_EXERCISE DESCRIPTION_: Copy out each line that has "this" in it.

++++ DATA ROWS

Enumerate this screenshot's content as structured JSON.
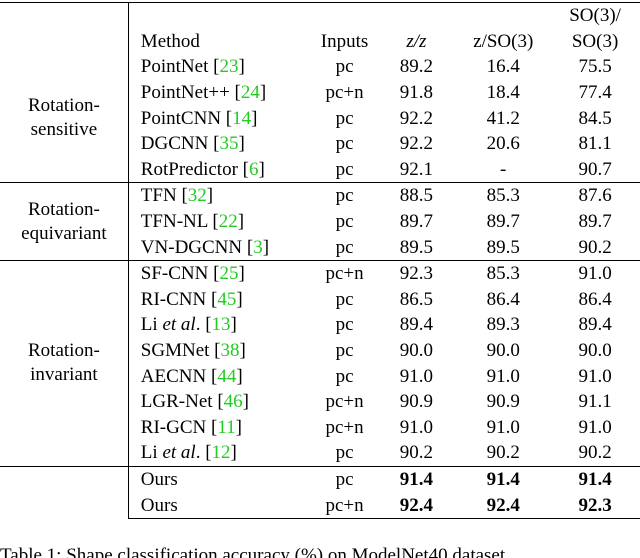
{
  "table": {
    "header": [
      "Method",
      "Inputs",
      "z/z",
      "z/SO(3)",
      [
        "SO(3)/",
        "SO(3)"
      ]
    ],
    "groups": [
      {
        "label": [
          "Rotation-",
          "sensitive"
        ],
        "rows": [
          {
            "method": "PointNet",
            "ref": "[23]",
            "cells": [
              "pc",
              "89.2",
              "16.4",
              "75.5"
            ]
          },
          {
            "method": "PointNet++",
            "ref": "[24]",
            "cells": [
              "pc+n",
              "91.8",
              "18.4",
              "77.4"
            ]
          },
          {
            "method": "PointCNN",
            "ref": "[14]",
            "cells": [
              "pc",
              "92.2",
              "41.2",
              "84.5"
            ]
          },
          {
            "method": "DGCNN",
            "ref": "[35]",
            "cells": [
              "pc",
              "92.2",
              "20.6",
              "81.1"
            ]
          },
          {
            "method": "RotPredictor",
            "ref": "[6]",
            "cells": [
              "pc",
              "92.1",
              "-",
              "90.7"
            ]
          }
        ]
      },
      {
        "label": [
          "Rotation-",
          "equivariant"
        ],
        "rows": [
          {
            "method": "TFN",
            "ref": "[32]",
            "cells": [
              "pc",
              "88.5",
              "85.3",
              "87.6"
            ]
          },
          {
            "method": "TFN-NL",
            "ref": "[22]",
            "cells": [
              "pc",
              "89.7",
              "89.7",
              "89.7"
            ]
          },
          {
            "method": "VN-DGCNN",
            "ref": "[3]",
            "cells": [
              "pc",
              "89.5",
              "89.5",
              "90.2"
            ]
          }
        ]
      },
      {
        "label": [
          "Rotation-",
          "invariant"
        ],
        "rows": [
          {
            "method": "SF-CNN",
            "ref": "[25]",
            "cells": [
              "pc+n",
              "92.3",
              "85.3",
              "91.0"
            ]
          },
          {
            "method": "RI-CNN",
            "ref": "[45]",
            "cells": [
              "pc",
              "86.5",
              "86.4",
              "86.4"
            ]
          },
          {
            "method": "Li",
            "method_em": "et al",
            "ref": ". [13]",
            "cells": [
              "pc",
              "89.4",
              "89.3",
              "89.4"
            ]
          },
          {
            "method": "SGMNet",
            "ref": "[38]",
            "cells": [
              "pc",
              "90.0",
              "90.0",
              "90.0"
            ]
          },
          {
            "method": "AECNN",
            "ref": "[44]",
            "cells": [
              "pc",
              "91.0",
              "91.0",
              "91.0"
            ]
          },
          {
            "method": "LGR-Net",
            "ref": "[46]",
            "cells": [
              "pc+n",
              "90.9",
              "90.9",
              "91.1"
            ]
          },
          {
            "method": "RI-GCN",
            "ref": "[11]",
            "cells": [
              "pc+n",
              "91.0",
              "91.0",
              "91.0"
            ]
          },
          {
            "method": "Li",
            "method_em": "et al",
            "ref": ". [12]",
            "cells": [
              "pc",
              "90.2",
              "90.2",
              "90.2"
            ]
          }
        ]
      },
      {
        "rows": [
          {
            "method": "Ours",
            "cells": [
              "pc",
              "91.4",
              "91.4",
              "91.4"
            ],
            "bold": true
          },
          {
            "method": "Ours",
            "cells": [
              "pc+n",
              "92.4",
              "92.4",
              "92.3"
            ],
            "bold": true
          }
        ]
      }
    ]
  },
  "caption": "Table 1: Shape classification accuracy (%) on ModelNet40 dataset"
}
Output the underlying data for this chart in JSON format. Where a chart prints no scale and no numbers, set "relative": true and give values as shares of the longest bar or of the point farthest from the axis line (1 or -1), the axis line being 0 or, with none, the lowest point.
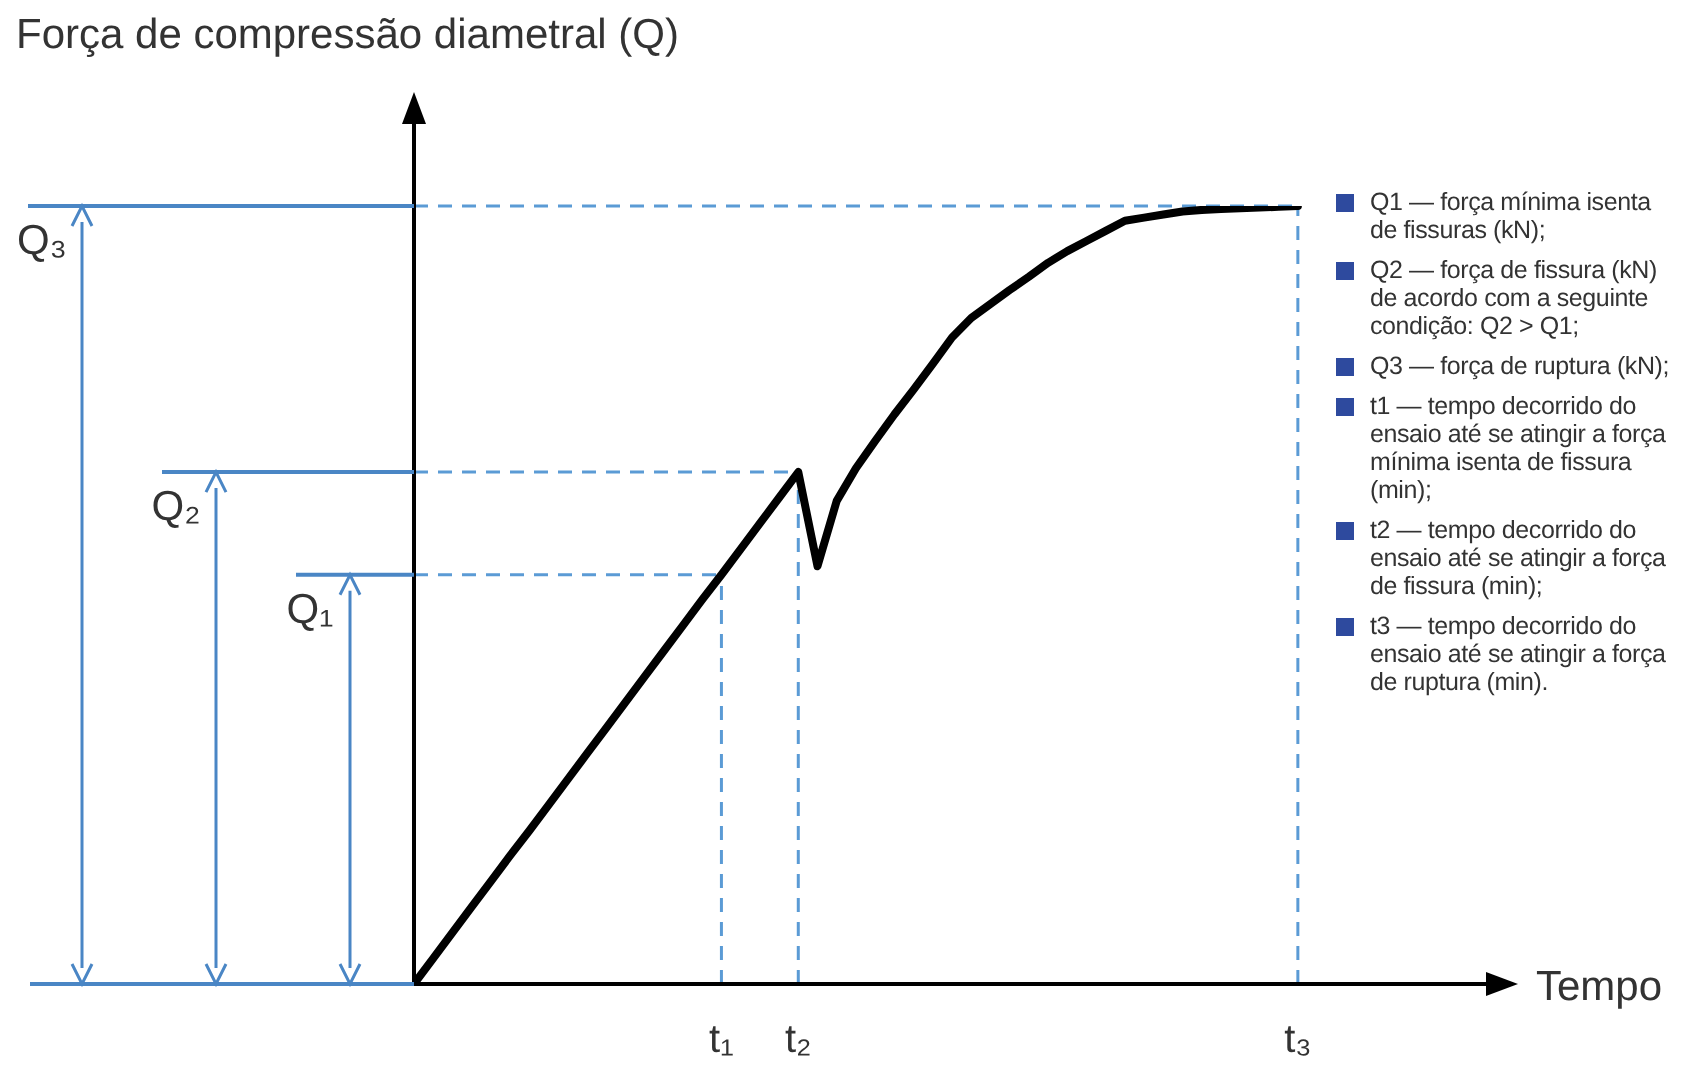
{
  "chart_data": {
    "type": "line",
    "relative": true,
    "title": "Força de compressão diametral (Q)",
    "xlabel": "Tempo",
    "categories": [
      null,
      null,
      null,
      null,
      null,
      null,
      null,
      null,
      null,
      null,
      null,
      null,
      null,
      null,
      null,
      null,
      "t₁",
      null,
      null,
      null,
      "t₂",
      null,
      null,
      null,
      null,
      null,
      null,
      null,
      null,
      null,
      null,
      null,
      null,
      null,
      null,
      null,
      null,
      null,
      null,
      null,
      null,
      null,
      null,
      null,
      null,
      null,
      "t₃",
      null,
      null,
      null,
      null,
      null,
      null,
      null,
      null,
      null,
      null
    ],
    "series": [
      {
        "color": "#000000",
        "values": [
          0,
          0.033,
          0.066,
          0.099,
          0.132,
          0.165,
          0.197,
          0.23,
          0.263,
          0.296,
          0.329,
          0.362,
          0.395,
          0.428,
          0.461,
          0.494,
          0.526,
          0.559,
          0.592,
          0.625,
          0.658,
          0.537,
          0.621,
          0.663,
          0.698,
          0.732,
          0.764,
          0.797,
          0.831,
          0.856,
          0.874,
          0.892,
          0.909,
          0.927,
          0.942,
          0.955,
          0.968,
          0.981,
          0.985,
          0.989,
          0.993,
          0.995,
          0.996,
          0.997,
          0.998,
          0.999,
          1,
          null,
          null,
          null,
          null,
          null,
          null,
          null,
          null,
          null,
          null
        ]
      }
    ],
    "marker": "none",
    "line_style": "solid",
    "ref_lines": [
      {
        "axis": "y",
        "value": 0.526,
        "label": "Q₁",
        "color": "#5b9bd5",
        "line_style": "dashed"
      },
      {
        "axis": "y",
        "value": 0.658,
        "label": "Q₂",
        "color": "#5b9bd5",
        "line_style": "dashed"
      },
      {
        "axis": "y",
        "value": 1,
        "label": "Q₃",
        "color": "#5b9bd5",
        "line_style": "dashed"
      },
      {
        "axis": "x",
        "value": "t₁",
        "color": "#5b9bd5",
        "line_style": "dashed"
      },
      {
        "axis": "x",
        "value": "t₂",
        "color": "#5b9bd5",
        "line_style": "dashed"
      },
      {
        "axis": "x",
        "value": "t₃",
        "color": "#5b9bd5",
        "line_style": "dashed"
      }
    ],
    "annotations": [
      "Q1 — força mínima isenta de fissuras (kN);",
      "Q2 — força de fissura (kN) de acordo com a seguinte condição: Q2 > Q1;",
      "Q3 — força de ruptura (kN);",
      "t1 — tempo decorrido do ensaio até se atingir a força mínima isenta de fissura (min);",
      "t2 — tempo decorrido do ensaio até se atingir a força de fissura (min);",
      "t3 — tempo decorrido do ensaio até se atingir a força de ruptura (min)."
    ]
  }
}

++++++++
++++ DATA ROWS

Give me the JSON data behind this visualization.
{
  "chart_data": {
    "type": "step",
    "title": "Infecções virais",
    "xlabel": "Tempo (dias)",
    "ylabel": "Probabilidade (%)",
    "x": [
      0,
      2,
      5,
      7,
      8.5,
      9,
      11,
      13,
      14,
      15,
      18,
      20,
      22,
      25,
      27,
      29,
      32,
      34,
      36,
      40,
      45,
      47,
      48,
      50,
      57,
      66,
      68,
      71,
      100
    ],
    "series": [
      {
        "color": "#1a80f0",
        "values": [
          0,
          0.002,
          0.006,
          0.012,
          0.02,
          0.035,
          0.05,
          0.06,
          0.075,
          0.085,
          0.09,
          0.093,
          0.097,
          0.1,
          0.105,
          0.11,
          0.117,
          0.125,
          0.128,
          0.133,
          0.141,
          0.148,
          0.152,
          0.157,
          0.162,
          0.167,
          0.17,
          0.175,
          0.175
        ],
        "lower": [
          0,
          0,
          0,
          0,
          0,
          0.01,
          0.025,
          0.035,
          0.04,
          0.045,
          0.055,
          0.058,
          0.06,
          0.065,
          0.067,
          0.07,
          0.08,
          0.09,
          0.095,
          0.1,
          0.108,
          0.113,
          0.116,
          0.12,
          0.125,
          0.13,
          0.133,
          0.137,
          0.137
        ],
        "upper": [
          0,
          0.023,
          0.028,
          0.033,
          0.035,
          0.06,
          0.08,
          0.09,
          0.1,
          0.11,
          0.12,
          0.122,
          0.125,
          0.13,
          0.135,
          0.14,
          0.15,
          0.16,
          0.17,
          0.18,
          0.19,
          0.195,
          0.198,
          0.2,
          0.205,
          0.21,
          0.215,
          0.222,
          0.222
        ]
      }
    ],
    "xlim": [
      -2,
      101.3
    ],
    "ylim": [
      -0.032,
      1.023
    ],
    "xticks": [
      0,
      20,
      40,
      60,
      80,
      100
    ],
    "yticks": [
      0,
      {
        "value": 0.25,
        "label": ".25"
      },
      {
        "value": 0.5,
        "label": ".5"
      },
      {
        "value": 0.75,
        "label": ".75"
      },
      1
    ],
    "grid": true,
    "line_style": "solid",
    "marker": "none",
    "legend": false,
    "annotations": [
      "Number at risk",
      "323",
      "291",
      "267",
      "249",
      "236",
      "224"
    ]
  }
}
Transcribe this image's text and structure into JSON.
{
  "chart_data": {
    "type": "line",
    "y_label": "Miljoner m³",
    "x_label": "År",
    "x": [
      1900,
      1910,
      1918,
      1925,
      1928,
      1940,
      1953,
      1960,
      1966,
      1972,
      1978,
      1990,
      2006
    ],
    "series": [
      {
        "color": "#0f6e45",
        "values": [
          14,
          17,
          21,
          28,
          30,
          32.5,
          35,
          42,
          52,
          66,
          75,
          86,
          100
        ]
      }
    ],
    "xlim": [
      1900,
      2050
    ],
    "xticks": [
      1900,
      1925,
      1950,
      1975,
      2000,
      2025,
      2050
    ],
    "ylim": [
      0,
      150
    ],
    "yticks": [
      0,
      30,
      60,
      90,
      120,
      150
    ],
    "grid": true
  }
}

++++++++

_COMPLETED TASK_:
Enumerate this screenshot's content as structured JSON.
Output the underlying data for this chart in JSON format. Where a chart prints no scale and no numbers, set "relative": true and give values as shares of the longest bar or of the point farthest from the axis line (1 or -1), the axis line being 0 or, with none, the lowest point.
Give me the JSON data behind this visualization.
Transcribe this image's text and structure into JSON.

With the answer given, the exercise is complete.